▶ **SUPPLIED INFORMATION**

┄┄┄┄┄┄

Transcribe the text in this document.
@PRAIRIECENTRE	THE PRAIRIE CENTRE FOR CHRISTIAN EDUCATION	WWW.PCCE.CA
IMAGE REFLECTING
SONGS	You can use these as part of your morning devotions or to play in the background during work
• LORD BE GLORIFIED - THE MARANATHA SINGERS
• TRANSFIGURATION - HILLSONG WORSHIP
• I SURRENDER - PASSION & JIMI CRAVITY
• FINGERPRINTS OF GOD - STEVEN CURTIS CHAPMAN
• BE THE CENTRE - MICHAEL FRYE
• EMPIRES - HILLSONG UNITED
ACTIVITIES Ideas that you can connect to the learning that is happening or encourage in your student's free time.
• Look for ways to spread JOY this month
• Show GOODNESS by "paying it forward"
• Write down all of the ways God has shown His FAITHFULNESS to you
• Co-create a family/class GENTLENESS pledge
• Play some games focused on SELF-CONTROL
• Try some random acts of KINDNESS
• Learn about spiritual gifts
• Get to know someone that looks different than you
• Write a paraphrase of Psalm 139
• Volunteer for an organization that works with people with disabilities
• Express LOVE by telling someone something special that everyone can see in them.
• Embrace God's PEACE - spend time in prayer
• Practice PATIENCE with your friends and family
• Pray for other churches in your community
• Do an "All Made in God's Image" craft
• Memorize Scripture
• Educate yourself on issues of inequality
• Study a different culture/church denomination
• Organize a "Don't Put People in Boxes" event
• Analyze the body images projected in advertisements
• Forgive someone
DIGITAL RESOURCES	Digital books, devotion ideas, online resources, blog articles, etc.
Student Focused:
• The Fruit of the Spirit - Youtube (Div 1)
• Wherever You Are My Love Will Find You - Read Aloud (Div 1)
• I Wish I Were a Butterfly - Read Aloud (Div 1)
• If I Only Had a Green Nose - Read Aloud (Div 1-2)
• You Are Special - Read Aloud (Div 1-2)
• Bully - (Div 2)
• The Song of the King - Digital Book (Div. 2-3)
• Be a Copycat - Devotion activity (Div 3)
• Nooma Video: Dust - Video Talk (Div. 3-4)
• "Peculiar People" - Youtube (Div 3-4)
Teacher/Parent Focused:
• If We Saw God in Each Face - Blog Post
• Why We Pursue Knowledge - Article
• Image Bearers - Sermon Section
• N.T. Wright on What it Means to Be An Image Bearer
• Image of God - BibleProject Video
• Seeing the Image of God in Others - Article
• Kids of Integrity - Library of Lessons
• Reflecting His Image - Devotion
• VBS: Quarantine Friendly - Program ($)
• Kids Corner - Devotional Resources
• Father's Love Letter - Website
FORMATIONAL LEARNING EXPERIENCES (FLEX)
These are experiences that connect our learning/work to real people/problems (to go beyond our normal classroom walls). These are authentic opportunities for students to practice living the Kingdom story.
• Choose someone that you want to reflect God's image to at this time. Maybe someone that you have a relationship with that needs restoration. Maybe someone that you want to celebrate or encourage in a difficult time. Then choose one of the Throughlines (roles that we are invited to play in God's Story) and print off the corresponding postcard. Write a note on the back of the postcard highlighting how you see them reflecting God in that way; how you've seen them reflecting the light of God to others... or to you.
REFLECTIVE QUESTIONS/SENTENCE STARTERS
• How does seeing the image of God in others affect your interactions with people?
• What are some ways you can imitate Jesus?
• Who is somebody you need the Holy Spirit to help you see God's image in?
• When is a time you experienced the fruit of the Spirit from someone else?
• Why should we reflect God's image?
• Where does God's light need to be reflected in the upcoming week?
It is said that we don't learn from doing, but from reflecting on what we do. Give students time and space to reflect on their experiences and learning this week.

┄┄┄┄┄┄

▶ **WHAT YOU ARE ASKED TO DO**
Reproduce the material exactly, with every line intact.

▶ **RESPONSE TO THIS TASK**
Transcribe the text in this document.
@PRAIRIECENTRE	THE PRAIRIE CENTRE FOR CHRISTIAN EDUCATION	WWW.PCCE.CA
IMAGE REFLECTING
SONGS	You can use these as part of your morning devotions or to play in the background during work
• LORD BE GLORIFIED - THE MARANATHA SINGERS
• TRANSFIGURATION - HILLSONG WORSHIP
• I SURRENDER - PASSION & JIMI CRAVITY
• FINGERPRINTS OF GOD - STEVEN CURTIS CHAPMAN
• BE THE CENTRE - MICHAEL FRYE
• EMPIRES - HILLSONG UNITED
ACTIVITIES Ideas that you can connect to the learning that is happening or encourage in your student's free time.
• Look for ways to spread JOY this month
• Show GOODNESS by "paying it forward"
• Write down all of the ways God has shown His FAITHFULNESS to you
• Co-create a family/class GENTLENESS pledge
• Play some games focused on SELF-CONTROL
• Try some random acts of KINDNESS
• Learn about spiritual gifts
• Get to know someone that looks different than you
• Write a paraphrase of Psalm 139
• Volunteer for an organization that works with people with disabilities
• Express LOVE by telling someone something special that everyone can see in them.
• Embrace God's PEACE - spend time in prayer
• Practice PATIENCE with your friends and family
• Pray for other churches in your community
• Do an "All Made in God's Image" craft
• Memorize Scripture
• Educate yourself on issues of inequality
• Study a different culture/church denomination
• Organize a "Don't Put People in Boxes" event
• Analyze the body images projected in advertisements
• Forgive someone
DIGITAL RESOURCES	Digital books, devotion ideas, online resources, blog articles, etc.
Student Focused:
• The Fruit of the Spirit - Youtube (Div 1)
• Wherever You Are My Love Will Find You - Read Aloud (Div 1)
• I Wish I Were a Butterfly - Read Aloud (Div 1)
• If I Only Had a Green Nose - Read Aloud (Div 1-2)
• You Are Special - Read Aloud (Div 1-2)
• Bully - (Div 2)
• The Song of the King - Digital Book (Div. 2-3)
• Be a Copycat - Devotion activity (Div 3)
• Nooma Video: Dust - Video Talk (Div. 3-4)
• "Peculiar People" - Youtube (Div 3-4)
Teacher/Parent Focused:
• If We Saw God in Each Face - Blog Post
• Why We Pursue Knowledge - Article
• Image Bearers - Sermon Section
• N.T. Wright on What it Means to Be An Image Bearer
• Image of God - BibleProject Video
• Seeing the Image of God in Others - Article
• Kids of Integrity - Library of Lessons
• Reflecting His Image - Devotion
• VBS: Quarantine Friendly - Program ($)
• Kids Corner - Devotional Resources
• Father's Love Letter - Website
FORMATIONAL LEARNING EXPERIENCES (FLEX)
These are experiences that connect our learning/work to real people/problems (to go beyond our normal classroom walls). These are authentic opportunities for students to practice living the Kingdom story.
• Choose someone that you want to reflect God's image to at this time. Maybe someone that you have a relationship with that needs restoration. Maybe someone that you want to celebrate or encourage in a difficult time. Then choose one of the Throughlines (roles that we are invited to play in God's Story) and print off the corresponding postcard. Write a note on the back of the postcard highlighting how you see them reflecting God in that way; how you've seen them reflecting the light of God to others... or to you.
REFLECTIVE QUESTIONS/SENTENCE STARTERS
• How does seeing the image of God in others affect your interactions with people?
• What are some ways you can imitate Jesus?
• Who is somebody you need the Holy Spirit to help you see God's image in?
• When is a time you experienced the fruit of the Spirit from someone else?
• Why should we reflect God's image?
• Where does God's light need to be reflected in the upcoming week?
It is said that we don't learn from doing, but from reflecting on what we do. Give students time and space to reflect on their experiences and learning this week.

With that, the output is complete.